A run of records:
────────────────────

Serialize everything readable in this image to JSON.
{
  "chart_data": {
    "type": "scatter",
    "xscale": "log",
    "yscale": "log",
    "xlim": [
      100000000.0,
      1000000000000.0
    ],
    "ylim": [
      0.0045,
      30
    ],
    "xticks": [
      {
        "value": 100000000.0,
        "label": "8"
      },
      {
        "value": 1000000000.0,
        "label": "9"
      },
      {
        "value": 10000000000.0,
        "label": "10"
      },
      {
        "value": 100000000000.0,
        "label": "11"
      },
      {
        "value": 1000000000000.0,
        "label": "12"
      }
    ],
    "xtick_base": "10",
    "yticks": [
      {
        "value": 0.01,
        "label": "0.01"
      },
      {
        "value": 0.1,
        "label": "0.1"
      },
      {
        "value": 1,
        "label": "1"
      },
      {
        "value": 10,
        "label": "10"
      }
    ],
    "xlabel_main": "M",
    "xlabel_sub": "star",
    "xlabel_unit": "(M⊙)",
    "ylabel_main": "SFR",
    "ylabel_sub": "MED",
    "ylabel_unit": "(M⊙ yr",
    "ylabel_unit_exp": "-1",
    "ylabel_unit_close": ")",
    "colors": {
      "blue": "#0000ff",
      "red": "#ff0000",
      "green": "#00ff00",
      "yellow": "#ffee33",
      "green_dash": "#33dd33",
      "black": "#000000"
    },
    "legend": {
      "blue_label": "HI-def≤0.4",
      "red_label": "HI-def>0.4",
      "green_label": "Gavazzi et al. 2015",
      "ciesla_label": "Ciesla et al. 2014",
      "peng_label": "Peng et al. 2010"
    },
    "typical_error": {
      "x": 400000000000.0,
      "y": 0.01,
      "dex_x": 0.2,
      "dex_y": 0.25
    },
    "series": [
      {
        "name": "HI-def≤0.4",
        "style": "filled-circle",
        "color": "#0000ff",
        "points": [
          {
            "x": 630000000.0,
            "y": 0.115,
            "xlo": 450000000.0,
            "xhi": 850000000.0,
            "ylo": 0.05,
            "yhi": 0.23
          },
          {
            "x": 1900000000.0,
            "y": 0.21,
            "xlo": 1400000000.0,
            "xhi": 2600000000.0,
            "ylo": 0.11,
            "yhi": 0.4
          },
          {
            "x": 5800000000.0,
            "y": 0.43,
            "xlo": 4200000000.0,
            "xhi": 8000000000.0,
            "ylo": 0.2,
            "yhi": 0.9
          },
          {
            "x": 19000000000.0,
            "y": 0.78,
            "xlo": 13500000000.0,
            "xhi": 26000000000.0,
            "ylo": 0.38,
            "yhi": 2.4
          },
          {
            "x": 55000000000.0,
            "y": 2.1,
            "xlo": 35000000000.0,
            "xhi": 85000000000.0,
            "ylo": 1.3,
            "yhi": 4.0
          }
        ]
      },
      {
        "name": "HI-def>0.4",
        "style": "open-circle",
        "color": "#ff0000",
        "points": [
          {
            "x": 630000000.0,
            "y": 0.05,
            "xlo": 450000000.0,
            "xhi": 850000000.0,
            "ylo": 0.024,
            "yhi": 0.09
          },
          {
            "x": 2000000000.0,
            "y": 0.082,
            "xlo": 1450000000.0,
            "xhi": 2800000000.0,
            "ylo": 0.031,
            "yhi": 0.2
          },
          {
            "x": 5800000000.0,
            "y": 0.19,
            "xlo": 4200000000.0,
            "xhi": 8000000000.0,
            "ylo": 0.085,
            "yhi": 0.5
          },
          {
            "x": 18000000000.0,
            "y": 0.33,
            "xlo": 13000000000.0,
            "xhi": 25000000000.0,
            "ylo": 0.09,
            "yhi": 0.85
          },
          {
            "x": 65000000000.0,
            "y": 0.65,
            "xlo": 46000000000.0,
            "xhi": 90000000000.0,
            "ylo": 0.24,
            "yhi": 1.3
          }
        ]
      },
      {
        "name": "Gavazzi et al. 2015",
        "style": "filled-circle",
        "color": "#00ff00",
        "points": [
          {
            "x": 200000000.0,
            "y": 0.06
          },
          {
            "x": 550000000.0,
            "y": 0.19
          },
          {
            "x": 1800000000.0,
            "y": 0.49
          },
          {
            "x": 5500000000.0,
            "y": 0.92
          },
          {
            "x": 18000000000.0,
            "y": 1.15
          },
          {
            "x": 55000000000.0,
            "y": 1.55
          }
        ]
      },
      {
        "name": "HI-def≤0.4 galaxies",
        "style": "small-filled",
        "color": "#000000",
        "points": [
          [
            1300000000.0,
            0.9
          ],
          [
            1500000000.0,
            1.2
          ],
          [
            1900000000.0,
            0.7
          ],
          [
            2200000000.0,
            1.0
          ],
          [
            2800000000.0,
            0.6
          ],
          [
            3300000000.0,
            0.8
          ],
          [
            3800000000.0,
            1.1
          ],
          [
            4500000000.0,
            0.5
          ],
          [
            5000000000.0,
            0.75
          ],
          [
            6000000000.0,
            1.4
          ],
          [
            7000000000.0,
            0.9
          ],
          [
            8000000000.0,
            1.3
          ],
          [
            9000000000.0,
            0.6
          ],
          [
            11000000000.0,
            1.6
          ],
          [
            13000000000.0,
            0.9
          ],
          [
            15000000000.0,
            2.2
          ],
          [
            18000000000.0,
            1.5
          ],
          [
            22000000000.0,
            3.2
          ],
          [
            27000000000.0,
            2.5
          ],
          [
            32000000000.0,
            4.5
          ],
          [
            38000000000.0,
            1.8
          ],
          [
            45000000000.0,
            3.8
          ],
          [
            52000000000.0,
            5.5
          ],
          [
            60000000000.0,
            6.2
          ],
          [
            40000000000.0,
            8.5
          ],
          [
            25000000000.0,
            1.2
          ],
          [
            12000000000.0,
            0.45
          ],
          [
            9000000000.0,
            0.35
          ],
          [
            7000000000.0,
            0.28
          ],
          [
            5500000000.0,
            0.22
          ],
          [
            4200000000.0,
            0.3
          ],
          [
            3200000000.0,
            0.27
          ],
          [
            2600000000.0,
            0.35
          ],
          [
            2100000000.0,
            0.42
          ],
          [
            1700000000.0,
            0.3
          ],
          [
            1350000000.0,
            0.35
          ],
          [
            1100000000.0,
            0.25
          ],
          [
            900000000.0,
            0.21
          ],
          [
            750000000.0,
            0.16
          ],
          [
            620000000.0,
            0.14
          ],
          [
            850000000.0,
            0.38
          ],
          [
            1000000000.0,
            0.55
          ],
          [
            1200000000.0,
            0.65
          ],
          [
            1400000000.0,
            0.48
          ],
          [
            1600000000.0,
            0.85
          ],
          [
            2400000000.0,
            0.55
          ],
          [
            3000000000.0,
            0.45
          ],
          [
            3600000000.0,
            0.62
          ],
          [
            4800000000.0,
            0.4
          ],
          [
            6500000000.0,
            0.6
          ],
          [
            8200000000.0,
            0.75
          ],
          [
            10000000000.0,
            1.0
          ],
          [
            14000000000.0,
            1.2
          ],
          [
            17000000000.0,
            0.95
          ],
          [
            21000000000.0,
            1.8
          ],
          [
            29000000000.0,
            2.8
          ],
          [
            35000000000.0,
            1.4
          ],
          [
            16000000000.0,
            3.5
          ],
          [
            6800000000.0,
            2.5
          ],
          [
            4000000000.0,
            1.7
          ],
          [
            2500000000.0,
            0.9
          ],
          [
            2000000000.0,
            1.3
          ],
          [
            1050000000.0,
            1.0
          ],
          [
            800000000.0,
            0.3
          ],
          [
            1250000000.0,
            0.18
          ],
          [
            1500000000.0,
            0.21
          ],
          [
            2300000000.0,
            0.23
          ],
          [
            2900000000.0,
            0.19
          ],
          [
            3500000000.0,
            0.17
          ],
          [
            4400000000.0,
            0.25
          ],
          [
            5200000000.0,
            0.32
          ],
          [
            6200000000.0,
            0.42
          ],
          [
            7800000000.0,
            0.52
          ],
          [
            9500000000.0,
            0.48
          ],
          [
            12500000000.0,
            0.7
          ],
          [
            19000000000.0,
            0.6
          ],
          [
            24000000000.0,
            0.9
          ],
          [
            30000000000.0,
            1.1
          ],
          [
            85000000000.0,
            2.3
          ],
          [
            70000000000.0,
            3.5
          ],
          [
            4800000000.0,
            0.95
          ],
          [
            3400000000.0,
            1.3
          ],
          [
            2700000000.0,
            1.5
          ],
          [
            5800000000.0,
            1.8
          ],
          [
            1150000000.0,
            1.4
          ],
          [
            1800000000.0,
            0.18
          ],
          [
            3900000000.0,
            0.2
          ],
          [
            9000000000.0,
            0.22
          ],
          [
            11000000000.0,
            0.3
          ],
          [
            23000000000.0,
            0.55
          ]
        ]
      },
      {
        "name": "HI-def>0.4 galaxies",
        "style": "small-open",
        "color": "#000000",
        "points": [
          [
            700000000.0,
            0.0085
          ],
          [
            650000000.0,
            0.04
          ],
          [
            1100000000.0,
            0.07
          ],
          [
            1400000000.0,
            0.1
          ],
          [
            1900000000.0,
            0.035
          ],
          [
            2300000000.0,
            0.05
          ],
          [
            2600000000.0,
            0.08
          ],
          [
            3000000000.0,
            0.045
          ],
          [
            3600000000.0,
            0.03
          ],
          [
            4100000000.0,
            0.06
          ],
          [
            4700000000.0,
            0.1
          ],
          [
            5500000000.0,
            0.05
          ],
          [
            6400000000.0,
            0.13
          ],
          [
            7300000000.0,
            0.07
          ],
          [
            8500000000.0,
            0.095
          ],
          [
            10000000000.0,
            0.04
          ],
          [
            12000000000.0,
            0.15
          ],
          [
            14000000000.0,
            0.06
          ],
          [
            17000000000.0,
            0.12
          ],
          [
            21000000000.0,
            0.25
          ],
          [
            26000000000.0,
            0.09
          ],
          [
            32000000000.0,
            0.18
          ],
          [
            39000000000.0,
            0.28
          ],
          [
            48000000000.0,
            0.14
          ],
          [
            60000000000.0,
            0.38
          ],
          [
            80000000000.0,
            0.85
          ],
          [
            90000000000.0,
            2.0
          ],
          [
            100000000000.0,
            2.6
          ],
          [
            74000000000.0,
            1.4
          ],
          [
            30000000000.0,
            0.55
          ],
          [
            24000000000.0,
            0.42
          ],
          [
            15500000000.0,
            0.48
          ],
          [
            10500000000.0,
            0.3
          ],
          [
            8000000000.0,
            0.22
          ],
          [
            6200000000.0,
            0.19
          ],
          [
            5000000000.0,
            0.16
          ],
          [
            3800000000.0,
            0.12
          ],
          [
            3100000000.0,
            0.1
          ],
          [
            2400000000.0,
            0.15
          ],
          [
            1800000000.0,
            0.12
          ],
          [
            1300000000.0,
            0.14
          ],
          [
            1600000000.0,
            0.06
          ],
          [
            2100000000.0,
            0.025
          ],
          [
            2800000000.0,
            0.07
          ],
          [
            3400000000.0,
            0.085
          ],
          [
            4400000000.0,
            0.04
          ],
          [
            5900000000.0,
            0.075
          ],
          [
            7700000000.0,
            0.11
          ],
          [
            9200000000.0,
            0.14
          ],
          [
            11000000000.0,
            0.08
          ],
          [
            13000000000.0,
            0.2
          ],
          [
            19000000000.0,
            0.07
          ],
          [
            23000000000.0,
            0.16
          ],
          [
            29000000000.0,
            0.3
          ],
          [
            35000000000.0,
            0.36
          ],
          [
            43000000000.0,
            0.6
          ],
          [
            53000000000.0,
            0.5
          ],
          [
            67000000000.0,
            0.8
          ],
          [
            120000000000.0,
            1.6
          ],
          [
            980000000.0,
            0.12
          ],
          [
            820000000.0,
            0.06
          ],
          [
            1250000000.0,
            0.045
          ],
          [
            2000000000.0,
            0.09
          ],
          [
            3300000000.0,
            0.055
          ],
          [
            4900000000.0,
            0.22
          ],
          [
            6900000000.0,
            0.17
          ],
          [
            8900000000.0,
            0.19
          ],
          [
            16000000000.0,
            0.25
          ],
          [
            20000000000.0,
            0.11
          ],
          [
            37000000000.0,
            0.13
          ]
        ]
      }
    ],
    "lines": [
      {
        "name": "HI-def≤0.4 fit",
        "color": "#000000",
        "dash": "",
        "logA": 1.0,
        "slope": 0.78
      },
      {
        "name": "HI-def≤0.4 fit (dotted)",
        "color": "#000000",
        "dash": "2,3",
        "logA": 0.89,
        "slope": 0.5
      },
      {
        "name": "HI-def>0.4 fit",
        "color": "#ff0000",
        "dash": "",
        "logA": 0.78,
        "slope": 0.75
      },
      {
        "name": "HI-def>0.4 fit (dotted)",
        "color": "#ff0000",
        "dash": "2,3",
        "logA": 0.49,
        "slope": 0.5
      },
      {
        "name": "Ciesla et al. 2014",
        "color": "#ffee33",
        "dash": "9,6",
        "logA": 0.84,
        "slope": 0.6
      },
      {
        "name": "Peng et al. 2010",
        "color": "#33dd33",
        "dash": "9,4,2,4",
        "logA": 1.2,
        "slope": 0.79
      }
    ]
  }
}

────────────────────

### What the exercise asks:
Locate all lines in the listing above with the word "dotted". Copy them.

### Response below:
        "name": "HI-def≤0.4 fit (dotted)",
        "name": "HI-def>0.4 fit (dotted)",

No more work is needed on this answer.